→ **Exercise brief**
Produce a verbatim copy of the entries listed below.

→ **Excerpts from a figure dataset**
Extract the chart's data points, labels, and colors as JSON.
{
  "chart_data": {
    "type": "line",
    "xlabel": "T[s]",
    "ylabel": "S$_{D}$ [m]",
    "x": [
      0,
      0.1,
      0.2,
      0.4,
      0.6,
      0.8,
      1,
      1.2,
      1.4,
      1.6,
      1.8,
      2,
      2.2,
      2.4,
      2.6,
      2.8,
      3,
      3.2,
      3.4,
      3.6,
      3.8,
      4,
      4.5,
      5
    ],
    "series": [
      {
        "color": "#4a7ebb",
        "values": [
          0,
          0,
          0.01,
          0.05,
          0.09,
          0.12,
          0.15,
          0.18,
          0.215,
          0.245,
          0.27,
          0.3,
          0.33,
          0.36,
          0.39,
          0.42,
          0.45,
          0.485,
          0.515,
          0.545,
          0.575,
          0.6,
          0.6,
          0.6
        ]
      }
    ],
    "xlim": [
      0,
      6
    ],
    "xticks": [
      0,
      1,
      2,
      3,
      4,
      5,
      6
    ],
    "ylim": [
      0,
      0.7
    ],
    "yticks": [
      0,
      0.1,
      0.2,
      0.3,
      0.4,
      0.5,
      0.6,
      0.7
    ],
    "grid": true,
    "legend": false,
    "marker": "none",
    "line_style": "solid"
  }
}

→ **Solution below**
Extract the chart's data points, labels, and colors as JSON.
{
  "chart_data": {
    "type": "line",
    "xlabel": "T[s]",
    "ylabel": "S$_{D}$ [m]",
    "x": [
      0,
      0.1,
      0.2,
      0.4,
      0.6,
      0.8,
      1,
      1.2,
      1.4,
      1.6,
      1.8,
      2,
      2.2,
      2.4,
      2.6,
      2.8,
      3,
      3.2,
      3.4,
      3.6,
      3.8,
      4,
      4.5,
      5
    ],
    "series": [
      {
        "color": "#4a7ebb",
        "values": [
          0,
          0,
          0.01,
          0.05,
          0.09,
          0.12,
          0.15,
          0.18,
          0.215,
          0.245,
          0.27,
          0.3,
          0.33,
          0.36,
          0.39,
          0.42,
          0.45,
          0.485,
          0.515,
          0.545,
          0.575,
          0.6,
          0.6,
          0.6
        ]
      }
    ],
    "xlim": [
      0,
      6
    ],
    "xticks": [
      0,
      1,
      2,
      3,
      4,
      5,
      6
    ],
    "ylim": [
      0,
      0.7
    ],
    "yticks": [
      0,
      0.1,
      0.2,
      0.3,
      0.4,
      0.5,
      0.6,
      0.7
    ],
    "grid": true,
    "legend": false,
    "marker": "none",
    "line_style": "solid"
  }
}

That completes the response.